Return every line below in which "ABKU" appears.

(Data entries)
::::
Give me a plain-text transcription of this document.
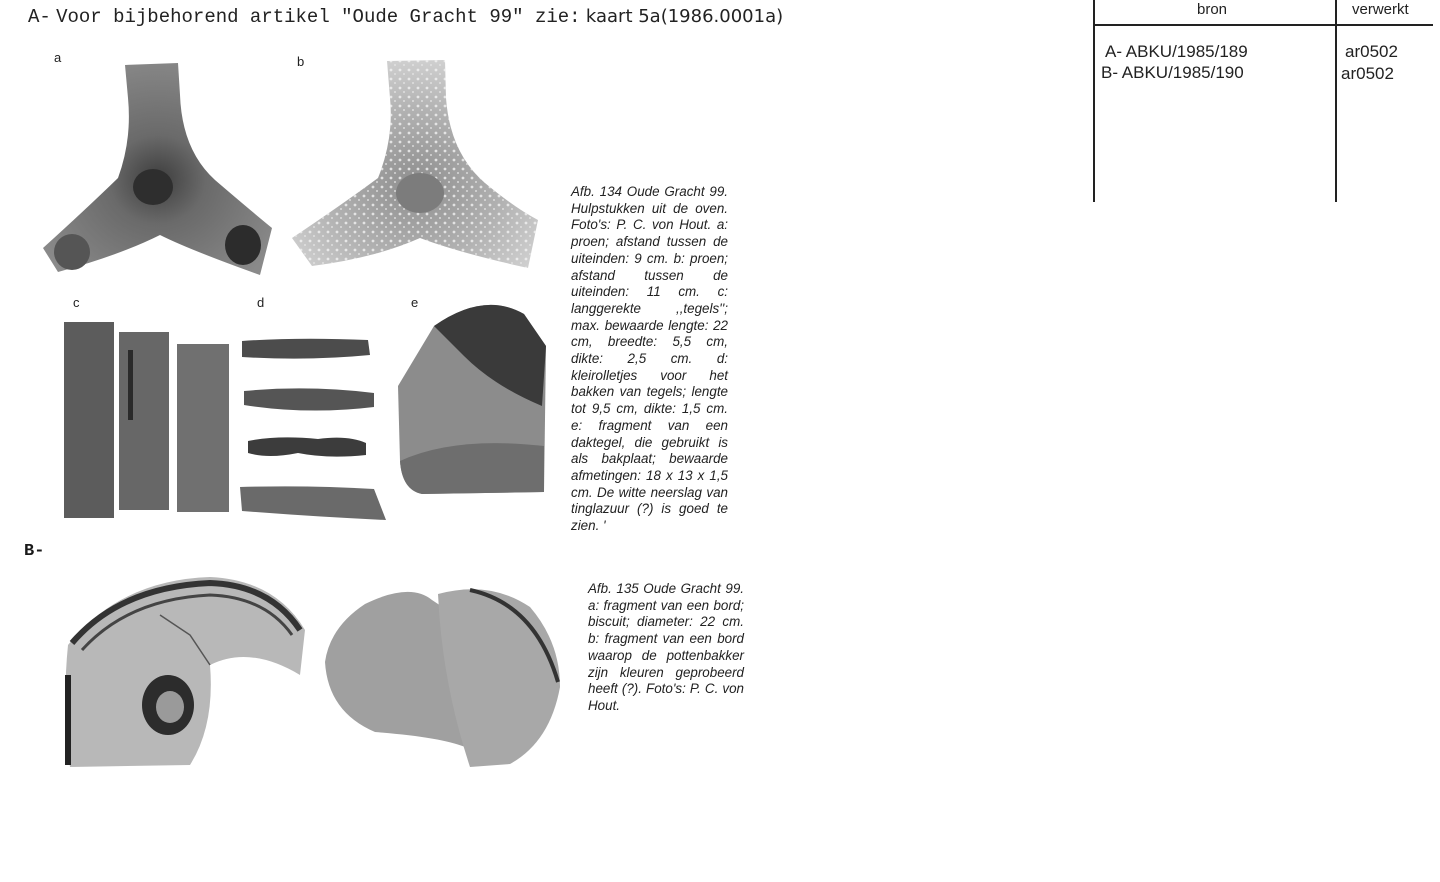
A- Voor bijbehorend artikel "Oude Gracht 99" zie: kaart 5a(1986.0001a)
a	b
c	d	e
Afb. 134 Oude Gracht 99. Hulpstukken uit de oven. Foto's: P. C. von Hout. a: proen; afstand tussen de uiteinden: 9 cm. b: proen; afstand tussen de uiteinden: 11 cm. c: langgerekte ,,tegels''; max. bewaarde lengte: 22 cm, breedte: 5,5 cm, dikte: 2,5 cm. d: kleirolletjes voor het bakken van tegels; lengte tot 9,5 cm, dikte: 1,5 cm. e: fragment van een daktegel, die gebruikt is als bakplaat; bewaarde afmetingen: 18 x 13 x 1,5 cm. De witte neerslag van tinglazuur (?) is goed te zien. '
B-
Afb. 135 Oude Gracht 99. a: fragment van een bord; biscuit; diameter: 22 cm. b: fragment van een bord waarop de pottenbakker zijn kleuren geprobeerd heeft (?). Foto's: P. C. von Hout.
bron	verwerkt
A- ABKU/1985/189	ar0502
B- ABKU/1985/190	ar0502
::::
▶ Solution
A- ABKU/1985/189	ar0502
B- ABKU/1985/190	ar0502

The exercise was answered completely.